**Information supplied**
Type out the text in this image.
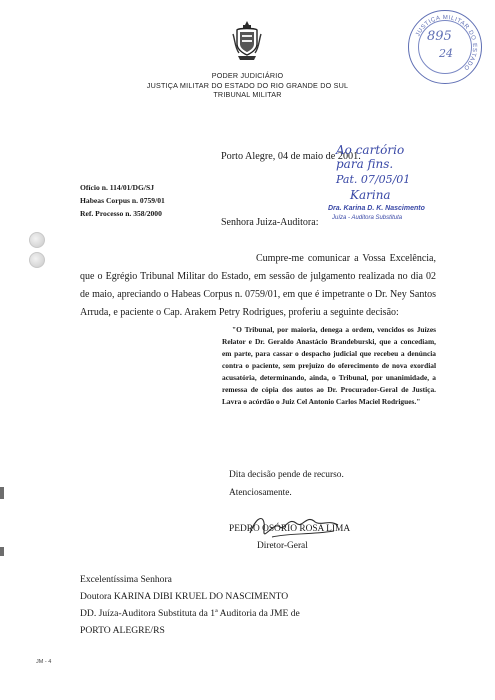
PODER JUDICIÁRIO
JUSTIÇA MILITAR DO ESTADO DO RIO GRANDE DO SUL
TRIBUNAL MILITAR
JUSTIÇA MILITAR DO ESTADO
895
24
Porto Alegre, 04 de maio de 2001.
Ofício n. 114/01/DG/SJ
Habeas Corpus n. 0759/01
Ref. Processo n. 358/2000
Ao cartório
para fins.
Pat. 07/05/01
Karina
Dra. Karina D. K. Nascimento
Juíza - Auditora Substituta
Senhora Juiza-Auditora:
Cumpre-me comunicar a Vossa Excelência, que o Egrégio Tribunal Militar do Estado, em sessão de julgamento realizada no dia 02 de maio, apreciando o Habeas Corpus n. 0759/01, em que é impetrante o Dr. Ney Santos Arruda, e paciente o Cap. Arakem Petry Rodrigues, proferiu a seguinte decisão:
"O Tribunal, por maioria, denega a ordem, vencidos os Juízes Relator e Dr. Geraldo Anastácio Brandeburski, que a concediam, em parte, para cassar o despacho judicial que recebeu a denúncia contra o paciente, sem prejuízo do oferecimento de nova exordial acusatória, determinando, ainda, o Tribunal, por unanimidade, a remessa de cópia dos autos ao Dr. Procurador-Geral de Justiça. Lavra o acórdão o Juiz Cel Antonio Carlos Maciel Rodrigues."
Dita decisão pende de recurso.
Atenciosamente.
PEDRO OSÓRIO ROSA LIMA
Diretor-Geral
Excelentíssima Senhora
Doutora KARINA DIBI KRUEL DO NASCIMENTO
DD. Juíza-Auditora Substituta da 1ª Auditoria da JME de
PORTO ALEGRE/RS
JM - 4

**Given request**
Copy out each line exactly, without the pictures.

**Result**
Type out the text in this image.
PODER JUDICIÁRIO
JUSTIÇA MILITAR DO ESTADO DO RIO GRANDE DO SUL
TRIBUNAL MILITAR
JUSTIÇA MILITAR DO ESTADO
895
24
Porto Alegre, 04 de maio de 2001.
Ofício n. 114/01/DG/SJ
Habeas Corpus n. 0759/01
Ref. Processo n. 358/2000
Ao cartório
para fins.
Pat. 07/05/01
Karina
Dra. Karina D. K. Nascimento
Juíza - Auditora Substituta
Senhora Juiza-Auditora:
Cumpre-me comunicar a Vossa Excelência, que o Egrégio Tribunal Militar do Estado, em sessão de julgamento realizada no dia 02 de maio, apreciando o Habeas Corpus n. 0759/01, em que é impetrante o Dr. Ney Santos Arruda, e paciente o Cap. Arakem Petry Rodrigues, proferiu a seguinte decisão:
"O Tribunal, por maioria, denega a ordem, vencidos os Juízes Relator e Dr. Geraldo Anastácio Brandeburski, que a concediam, em parte, para cassar o despacho judicial que recebeu a denúncia contra o paciente, sem prejuízo do oferecimento de nova exordial acusatória, determinando, ainda, o Tribunal, por unanimidade, a remessa de cópia dos autos ao Dr. Procurador-Geral de Justiça. Lavra o acórdão o Juiz Cel Antonio Carlos Maciel Rodrigues."
Dita decisão pende de recurso.
Atenciosamente.
PEDRO OSÓRIO ROSA LIMA
Diretor-Geral
Excelentíssima Senhora
Doutora KARINA DIBI KRUEL DO NASCIMENTO
DD. Juíza-Auditora Substituta da 1ª Auditoria da JME de
PORTO ALEGRE/RS
JM - 4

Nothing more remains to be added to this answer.